# [WHAT TO WORK ON]
Transcribe the passage on DEP's 2022 Youth Inclusion Initiative word for word, keeping its paragraphs and punctuation unchanged.

# [TEXT EXTRACT]

----

DEP’s 2022 Youth Inclusion Initiative is born of a partnership with Groundwork Elizabeth, Rutgers University–Camden and Newark’s Ironbound Community Corp. to create a workforce development curriculum for people ages 17 to 24. This year’s cohort will learn and undertake work across sectors regulated by NJDEP, including water quality, air quality and public lands management. The curriculum will provide valuable information about careers in environmental protection and help participants develop the skills necessary to pursue those career paths in New Jersey.

“DEP’s Youth Inclusion Initiative is built to inform and inspire the next generation of leaders by introducing them to careers in public service where they can build lifelong connections to their environment while being compensated for their work protecting natural resources within their communities,” LaTourette said. “Programs like this help to build a pipeline of environmental professionals from diverse backgrounds who will be ready and excited to tackle the challenges of tomorrow.”

“Our hope is that this eight-week program will inspire these young adults to a career in the environmental field,” said Elizabeth Dragon, assistant commissioner for community investment and economic revitalization. “Participants will have the unique opportunity to exposure and engagement in a variety of environmental topics and careers.”

----

# [EXTRACTED INFORMATION]

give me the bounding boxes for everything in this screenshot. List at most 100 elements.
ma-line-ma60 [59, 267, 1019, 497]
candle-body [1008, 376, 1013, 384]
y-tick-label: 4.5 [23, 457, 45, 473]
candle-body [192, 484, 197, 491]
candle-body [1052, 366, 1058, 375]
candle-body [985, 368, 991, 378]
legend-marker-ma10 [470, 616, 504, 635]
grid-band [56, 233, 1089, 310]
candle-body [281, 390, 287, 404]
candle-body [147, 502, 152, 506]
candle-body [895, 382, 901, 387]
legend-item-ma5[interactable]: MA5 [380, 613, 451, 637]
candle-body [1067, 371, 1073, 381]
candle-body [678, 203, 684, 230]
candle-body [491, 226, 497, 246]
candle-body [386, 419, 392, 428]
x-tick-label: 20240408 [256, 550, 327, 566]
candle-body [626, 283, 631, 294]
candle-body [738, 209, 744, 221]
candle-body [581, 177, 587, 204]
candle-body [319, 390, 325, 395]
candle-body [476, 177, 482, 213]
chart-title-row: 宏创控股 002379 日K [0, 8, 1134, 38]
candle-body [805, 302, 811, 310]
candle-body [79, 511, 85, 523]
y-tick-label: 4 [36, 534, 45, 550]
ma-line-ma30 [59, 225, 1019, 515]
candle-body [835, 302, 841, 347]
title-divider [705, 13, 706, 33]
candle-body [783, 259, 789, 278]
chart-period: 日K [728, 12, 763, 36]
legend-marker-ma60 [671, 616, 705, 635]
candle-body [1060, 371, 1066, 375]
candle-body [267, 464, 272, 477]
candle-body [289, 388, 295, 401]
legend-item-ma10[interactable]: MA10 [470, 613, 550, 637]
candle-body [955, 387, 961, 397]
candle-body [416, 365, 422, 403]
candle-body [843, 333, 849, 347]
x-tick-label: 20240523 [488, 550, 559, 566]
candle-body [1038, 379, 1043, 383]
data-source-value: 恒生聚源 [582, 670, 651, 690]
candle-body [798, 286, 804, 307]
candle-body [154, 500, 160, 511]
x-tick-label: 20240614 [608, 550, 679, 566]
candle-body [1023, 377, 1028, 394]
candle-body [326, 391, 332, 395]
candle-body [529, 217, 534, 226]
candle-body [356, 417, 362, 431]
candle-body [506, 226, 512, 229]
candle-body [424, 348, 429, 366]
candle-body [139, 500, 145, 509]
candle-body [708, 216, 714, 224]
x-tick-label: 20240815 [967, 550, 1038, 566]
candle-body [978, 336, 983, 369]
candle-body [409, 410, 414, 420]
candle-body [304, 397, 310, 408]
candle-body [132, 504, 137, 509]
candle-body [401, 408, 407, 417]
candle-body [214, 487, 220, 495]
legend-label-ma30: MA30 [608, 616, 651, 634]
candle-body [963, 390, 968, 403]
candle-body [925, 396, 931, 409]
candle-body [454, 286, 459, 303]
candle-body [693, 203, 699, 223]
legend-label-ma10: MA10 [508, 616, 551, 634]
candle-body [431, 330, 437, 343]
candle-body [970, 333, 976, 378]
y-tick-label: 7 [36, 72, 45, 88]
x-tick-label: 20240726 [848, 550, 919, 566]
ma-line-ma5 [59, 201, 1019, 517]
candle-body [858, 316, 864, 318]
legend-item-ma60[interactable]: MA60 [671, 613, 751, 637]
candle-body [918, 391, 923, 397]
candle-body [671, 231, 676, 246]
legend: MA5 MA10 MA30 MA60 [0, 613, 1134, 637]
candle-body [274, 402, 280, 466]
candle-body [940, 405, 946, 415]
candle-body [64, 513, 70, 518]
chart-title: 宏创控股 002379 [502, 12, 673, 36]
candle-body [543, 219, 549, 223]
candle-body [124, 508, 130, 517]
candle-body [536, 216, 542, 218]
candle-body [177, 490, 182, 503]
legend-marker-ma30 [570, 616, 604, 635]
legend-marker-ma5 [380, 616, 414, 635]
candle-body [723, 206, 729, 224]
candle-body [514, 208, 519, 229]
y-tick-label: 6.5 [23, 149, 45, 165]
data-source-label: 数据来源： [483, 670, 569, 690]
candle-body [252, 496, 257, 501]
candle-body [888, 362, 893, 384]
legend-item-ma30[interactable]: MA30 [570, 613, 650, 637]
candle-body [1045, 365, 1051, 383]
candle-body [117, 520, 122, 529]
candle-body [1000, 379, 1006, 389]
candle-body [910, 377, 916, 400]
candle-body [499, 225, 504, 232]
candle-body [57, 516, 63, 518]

----

# [EXERCISE SOLUTION]
DEP’s 2022 Youth Inclusion Initiative is born of a partnership with Groundwork Elizabeth, Rutgers University–Camden and Newark’s Ironbound Community Corp. to create a workforce development curriculum for people ages 17 to 24. This year’s cohort will learn and undertake work across sectors regulated by NJDEP, including water quality, air quality and public lands management. The curriculum will provide valuable information about careers in environmental protection and help participants develop the skills necessary to pursue those career paths in New Jersey.

“DEP’s Youth Inclusion Initiative is built to inform and inspire the next generation of leaders by introducing them to careers in public service where they can build lifelong connections to their environment while being compensated for their work protecting natural resources within their communities,” LaTourette said. “Programs like this help to build a pipeline of environmental professionals from diverse backgrounds who will be ready and excited to tackle the challenges of tomorrow.”

“Our hope is that this eight-week program will inspire these young adults to a career in the environmental field,” said Elizabeth Dragon, assistant commissioner for community investment and economic revitalization. “Participants will have the unique opportunity to exposure and engagement in a variety of environmental topics and careers.”